Dataset records
:::
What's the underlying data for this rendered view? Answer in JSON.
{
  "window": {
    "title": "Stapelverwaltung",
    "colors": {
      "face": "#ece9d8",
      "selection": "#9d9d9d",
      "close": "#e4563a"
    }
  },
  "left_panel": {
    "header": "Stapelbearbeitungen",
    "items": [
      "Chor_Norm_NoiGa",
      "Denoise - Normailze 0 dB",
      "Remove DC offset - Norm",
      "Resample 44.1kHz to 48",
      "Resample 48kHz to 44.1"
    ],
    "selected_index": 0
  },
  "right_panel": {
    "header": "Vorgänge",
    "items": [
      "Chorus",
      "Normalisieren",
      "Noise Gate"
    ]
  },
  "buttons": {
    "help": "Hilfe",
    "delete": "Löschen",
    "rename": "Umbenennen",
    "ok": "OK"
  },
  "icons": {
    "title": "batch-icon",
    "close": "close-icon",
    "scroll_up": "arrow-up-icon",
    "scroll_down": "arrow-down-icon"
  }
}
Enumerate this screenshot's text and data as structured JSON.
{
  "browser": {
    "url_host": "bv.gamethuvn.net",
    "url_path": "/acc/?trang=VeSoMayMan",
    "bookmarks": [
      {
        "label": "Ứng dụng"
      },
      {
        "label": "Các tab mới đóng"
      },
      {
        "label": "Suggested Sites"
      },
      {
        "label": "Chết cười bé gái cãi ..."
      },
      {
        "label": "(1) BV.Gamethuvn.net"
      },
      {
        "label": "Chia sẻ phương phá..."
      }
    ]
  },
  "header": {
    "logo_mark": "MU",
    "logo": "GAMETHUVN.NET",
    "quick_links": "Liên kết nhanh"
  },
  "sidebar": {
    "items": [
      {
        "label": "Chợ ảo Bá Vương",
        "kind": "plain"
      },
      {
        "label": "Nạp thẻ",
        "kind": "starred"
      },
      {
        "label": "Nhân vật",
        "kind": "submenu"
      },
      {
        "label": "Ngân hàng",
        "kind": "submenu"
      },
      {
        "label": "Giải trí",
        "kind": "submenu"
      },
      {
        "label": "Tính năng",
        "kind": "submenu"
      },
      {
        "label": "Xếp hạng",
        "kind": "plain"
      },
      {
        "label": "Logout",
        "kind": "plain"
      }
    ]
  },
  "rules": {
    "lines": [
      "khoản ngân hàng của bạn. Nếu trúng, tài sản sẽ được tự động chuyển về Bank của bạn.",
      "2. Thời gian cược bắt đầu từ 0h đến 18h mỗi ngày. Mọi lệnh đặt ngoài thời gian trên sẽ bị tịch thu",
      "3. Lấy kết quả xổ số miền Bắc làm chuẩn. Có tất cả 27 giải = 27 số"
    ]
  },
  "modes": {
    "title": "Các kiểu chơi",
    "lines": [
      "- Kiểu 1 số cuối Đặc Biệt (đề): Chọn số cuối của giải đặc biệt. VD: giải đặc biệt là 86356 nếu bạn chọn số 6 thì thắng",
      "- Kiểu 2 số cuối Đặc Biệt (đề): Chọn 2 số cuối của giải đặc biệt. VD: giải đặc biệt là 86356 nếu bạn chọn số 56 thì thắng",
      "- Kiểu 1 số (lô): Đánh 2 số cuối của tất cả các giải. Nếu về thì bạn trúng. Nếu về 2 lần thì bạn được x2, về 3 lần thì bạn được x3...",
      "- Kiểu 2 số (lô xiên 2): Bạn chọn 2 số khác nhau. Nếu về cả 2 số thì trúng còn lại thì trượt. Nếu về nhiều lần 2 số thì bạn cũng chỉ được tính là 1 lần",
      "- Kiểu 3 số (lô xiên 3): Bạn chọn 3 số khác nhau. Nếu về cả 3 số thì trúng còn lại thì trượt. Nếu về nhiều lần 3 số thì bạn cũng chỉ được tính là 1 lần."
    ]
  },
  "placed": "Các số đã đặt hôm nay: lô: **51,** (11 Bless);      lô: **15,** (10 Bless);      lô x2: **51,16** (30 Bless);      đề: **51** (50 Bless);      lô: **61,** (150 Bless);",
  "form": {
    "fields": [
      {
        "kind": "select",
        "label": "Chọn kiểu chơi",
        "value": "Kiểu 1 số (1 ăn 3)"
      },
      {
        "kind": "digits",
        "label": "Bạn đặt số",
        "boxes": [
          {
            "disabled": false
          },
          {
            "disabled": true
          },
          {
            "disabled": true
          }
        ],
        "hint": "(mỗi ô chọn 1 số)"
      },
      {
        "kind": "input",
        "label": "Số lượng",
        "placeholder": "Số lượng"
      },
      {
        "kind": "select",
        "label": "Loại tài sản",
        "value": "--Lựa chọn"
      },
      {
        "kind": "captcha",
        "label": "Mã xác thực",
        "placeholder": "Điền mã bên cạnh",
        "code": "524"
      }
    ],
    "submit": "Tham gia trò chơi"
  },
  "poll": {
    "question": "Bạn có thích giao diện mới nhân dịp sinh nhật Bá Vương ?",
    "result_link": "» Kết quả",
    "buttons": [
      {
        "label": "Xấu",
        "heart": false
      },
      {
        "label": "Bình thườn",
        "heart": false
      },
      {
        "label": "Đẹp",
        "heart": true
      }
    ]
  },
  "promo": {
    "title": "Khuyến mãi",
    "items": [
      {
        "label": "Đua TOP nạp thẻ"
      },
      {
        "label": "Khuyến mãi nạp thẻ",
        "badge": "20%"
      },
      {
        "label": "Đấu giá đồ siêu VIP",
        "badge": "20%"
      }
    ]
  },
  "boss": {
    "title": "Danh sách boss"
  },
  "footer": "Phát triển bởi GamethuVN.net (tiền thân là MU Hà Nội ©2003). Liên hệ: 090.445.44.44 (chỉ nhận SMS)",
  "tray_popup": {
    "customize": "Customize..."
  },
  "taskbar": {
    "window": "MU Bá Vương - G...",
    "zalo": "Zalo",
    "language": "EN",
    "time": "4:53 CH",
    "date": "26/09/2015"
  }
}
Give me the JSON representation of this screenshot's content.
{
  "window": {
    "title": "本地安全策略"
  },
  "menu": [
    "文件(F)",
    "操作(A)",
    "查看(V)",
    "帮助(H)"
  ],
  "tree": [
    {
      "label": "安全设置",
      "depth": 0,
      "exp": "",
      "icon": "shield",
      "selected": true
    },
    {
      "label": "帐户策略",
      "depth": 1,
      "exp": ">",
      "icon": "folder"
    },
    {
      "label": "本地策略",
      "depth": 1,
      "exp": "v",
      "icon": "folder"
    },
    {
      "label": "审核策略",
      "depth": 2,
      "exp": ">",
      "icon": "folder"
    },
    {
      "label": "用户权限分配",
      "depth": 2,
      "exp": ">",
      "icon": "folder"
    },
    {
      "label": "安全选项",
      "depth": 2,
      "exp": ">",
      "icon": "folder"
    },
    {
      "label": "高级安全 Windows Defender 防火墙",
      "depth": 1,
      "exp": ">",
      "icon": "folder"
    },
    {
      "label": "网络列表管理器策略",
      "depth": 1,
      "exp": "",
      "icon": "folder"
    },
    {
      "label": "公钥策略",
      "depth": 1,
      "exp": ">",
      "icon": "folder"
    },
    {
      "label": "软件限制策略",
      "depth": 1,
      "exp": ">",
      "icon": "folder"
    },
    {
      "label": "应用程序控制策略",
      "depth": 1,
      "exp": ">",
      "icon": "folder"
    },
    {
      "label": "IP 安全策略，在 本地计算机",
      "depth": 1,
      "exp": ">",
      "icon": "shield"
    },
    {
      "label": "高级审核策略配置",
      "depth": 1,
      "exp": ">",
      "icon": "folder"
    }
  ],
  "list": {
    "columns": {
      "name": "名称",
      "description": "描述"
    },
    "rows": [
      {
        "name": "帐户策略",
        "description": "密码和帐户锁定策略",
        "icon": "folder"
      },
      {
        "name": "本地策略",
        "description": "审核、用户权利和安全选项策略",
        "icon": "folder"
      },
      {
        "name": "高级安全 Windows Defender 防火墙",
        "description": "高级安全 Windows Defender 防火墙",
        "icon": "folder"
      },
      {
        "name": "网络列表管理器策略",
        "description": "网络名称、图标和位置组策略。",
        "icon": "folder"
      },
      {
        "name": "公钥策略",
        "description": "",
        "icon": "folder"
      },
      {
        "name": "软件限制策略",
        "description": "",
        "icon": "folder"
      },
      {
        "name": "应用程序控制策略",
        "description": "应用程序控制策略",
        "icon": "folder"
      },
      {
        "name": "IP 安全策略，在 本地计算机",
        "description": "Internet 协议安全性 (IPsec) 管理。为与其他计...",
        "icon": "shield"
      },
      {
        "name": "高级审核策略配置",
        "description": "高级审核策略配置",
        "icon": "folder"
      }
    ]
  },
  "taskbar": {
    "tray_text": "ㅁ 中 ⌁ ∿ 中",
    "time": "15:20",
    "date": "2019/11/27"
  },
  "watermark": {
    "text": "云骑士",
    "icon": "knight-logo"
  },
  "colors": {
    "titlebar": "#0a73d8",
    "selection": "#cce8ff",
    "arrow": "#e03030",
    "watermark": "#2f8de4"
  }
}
:::
Written request
Search the preceding listing for the word "高级审核策略配置" and pull out every line that holds it.

Result of this task
      "label": "高级审核策略配置",
        "name": "高级审核策略配置",
        "description": "高级审核策略配置",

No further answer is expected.